* Start DATA FOR THIS EXERCISE *
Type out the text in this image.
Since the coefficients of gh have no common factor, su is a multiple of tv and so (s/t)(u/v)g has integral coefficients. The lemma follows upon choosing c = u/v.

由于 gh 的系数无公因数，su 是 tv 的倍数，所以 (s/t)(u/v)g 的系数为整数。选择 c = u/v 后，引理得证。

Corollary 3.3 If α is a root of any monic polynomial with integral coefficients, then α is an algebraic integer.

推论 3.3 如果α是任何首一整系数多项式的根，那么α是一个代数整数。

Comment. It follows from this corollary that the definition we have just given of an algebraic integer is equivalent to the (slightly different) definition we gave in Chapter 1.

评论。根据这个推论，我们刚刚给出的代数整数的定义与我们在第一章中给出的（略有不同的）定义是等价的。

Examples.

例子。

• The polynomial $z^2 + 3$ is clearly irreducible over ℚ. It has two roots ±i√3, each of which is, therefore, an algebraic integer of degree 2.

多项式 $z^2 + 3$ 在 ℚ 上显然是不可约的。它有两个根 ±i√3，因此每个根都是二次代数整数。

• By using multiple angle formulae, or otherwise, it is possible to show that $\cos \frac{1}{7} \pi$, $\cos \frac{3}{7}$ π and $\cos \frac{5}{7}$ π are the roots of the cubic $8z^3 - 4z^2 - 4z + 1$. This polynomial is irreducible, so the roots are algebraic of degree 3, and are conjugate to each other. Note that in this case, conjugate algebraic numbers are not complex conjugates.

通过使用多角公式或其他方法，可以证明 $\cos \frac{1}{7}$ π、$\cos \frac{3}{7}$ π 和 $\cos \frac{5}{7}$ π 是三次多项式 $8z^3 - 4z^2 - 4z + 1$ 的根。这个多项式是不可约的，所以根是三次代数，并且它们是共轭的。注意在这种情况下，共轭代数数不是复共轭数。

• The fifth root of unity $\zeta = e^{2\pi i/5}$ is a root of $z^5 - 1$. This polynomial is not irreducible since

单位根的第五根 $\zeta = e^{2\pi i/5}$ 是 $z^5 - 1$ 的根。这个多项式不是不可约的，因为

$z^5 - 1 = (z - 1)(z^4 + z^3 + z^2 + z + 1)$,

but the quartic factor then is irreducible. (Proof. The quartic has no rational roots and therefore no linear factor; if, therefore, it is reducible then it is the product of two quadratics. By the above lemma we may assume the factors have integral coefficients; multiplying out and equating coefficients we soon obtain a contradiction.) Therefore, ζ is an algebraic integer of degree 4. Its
* End DATA FOR THIS EXERCISE *
GOAL -> Write the data out again in full and exactly.

EXERCISE RESPONSE ->
Type out the text in this image.
Since the coefficients of gh have no common factor, su is a multiple of tv and so (s/t)(u/v)g has integral coefficients. The lemma follows upon choosing c = u/v.

由于 gh 的系数无公因数，su 是 tv 的倍数，所以 (s/t)(u/v)g 的系数为整数。选择 c = u/v 后，引理得证。

Corollary 3.3 If α is a root of any monic polynomial with integral coefficients, then α is an algebraic integer.

推论 3.3 如果α是任何首一整系数多项式的根，那么α是一个代数整数。

Comment. It follows from this corollary that the definition we have just given of an algebraic integer is equivalent to the (slightly different) definition we gave in Chapter 1.

评论。根据这个推论，我们刚刚给出的代数整数的定义与我们在第一章中给出的（略有不同的）定义是等价的。

Examples.

例子。

• The polynomial $z^2 + 3$ is clearly irreducible over ℚ. It has two roots ±i√3, each of which is, therefore, an algebraic integer of degree 2.

多项式 $z^2 + 3$ 在 ℚ 上显然是不可约的。它有两个根 ±i√3，因此每个根都是二次代数整数。

• By using multiple angle formulae, or otherwise, it is possible to show that $\cos \frac{1}{7} \pi$, $\cos \frac{3}{7}$ π and $\cos \frac{5}{7}$ π are the roots of the cubic $8z^3 - 4z^2 - 4z + 1$. This polynomial is irreducible, so the roots are algebraic of degree 3, and are conjugate to each other. Note that in this case, conjugate algebraic numbers are not complex conjugates.

通过使用多角公式或其他方法，可以证明 $\cos \frac{1}{7}$ π、$\cos \frac{3}{7}$ π 和 $\cos \frac{5}{7}$ π 是三次多项式 $8z^3 - 4z^2 - 4z + 1$ 的根。这个多项式是不可约的，所以根是三次代数，并且它们是共轭的。注意在这种情况下，共轭代数数不是复共轭数。

• The fifth root of unity $\zeta = e^{2\pi i/5}$ is a root of $z^5 - 1$. This polynomial is not irreducible since

单位根的第五根 $\zeta = e^{2\pi i/5}$ 是 $z^5 - 1$ 的根。这个多项式不是不可约的，因为

$z^5 - 1 = (z - 1)(z^4 + z^3 + z^2 + z + 1)$,

but the quartic factor then is irreducible. (Proof. The quartic has no rational roots and therefore no linear factor; if, therefore, it is reducible then it is the product of two quadratics. By the above lemma we may assume the factors have integral coefficients; multiplying out and equating coefficients we soon obtain a contradiction.) Therefore, ζ is an algebraic integer of degree 4. Its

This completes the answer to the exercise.